Data shown:

==================================================

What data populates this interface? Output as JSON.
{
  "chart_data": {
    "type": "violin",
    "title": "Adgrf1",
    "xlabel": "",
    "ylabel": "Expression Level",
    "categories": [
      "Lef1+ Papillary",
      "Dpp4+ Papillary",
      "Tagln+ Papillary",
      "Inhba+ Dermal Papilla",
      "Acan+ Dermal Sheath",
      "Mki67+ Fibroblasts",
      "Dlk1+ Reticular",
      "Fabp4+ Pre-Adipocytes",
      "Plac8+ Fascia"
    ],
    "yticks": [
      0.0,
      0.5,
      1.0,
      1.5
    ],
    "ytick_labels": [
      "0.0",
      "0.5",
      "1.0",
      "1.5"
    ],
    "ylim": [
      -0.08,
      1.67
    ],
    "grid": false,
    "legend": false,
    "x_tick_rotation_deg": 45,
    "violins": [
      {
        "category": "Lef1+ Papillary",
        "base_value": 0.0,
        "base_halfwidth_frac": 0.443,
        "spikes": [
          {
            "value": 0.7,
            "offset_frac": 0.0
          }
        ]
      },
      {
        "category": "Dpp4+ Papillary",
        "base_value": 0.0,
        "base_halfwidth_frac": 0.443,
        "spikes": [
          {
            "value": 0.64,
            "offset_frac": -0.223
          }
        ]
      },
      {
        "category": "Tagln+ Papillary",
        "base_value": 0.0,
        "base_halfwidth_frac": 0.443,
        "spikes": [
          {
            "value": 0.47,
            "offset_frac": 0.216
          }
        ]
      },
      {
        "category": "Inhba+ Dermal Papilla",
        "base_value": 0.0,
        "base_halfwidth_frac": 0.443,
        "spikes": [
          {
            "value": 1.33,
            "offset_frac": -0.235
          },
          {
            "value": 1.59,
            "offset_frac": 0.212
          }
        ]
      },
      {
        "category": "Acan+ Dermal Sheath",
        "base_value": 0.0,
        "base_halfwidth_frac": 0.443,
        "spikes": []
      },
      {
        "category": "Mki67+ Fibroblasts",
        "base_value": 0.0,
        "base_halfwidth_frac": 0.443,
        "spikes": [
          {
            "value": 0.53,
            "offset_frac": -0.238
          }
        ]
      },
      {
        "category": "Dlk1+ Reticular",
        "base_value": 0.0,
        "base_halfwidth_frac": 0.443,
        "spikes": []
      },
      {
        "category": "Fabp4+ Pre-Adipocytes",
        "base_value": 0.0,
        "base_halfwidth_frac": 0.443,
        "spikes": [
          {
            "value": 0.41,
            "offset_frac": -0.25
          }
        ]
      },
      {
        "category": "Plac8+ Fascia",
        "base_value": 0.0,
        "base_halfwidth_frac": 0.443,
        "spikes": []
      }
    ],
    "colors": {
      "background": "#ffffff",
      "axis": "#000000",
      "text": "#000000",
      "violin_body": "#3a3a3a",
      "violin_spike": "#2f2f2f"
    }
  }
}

==================================================

What you should do: Copy every line of the material, please, keeping it exactly the same.

Result of the task:
What data populates this interface? Output as JSON.
{
  "chart_data": {
    "type": "violin",
    "title": "Adgrf1",
    "xlabel": "",
    "ylabel": "Expression Level",
    "categories": [
      "Lef1+ Papillary",
      "Dpp4+ Papillary",
      "Tagln+ Papillary",
      "Inhba+ Dermal Papilla",
      "Acan+ Dermal Sheath",
      "Mki67+ Fibroblasts",
      "Dlk1+ Reticular",
      "Fabp4+ Pre-Adipocytes",
      "Plac8+ Fascia"
    ],
    "yticks": [
      0.0,
      0.5,
      1.0,
      1.5
    ],
    "ytick_labels": [
      "0.0",
      "0.5",
      "1.0",
      "1.5"
    ],
    "ylim": [
      -0.08,
      1.67
    ],
    "grid": false,
    "legend": false,
    "x_tick_rotation_deg": 45,
    "violins": [
      {
        "category": "Lef1+ Papillary",
        "base_value": 0.0,
        "base_halfwidth_frac": 0.443,
        "spikes": [
          {
            "value": 0.7,
            "offset_frac": 0.0
          }
        ]
      },
      {
        "category": "Dpp4+ Papillary",
        "base_value": 0.0,
        "base_halfwidth_frac": 0.443,
        "spikes": [
          {
            "value": 0.64,
            "offset_frac": -0.223
          }
        ]
      },
      {
        "category": "Tagln+ Papillary",
        "base_value": 0.0,
        "base_halfwidth_frac": 0.443,
        "spikes": [
          {
            "value": 0.47,
            "offset_frac": 0.216
          }
        ]
      },
      {
        "category": "Inhba+ Dermal Papilla",
        "base_value": 0.0,
        "base_halfwidth_frac": 0.443,
        "spikes": [
          {
            "value": 1.33,
            "offset_frac": -0.235
          },
          {
            "value": 1.59,
            "offset_frac": 0.212
          }
        ]
      },
      {
        "category": "Acan+ Dermal Sheath",
        "base_value": 0.0,
        "base_halfwidth_frac": 0.443,
        "spikes": []
      },
      {
        "category": "Mki67+ Fibroblasts",
        "base_value": 0.0,
        "base_halfwidth_frac": 0.443,
        "spikes": [
          {
            "value": 0.53,
            "offset_frac": -0.238
          }
        ]
      },
      {
        "category": "Dlk1+ Reticular",
        "base_value": 0.0,
        "base_halfwidth_frac": 0.443,
        "spikes": []
      },
      {
        "category": "Fabp4+ Pre-Adipocytes",
        "base_value": 0.0,
        "base_halfwidth_frac": 0.443,
        "spikes": [
          {
            "value": 0.41,
            "offset_frac": -0.25
          }
        ]
      },
      {
        "category": "Plac8+ Fascia",
        "base_value": 0.0,
        "base_halfwidth_frac": 0.443,
        "spikes": []
      }
    ],
    "colors": {
      "background": "#ffffff",
      "axis": "#000000",
      "text": "#000000",
      "violin_body": "#3a3a3a",
      "violin_spike": "#2f2f2f"
    }
  }
}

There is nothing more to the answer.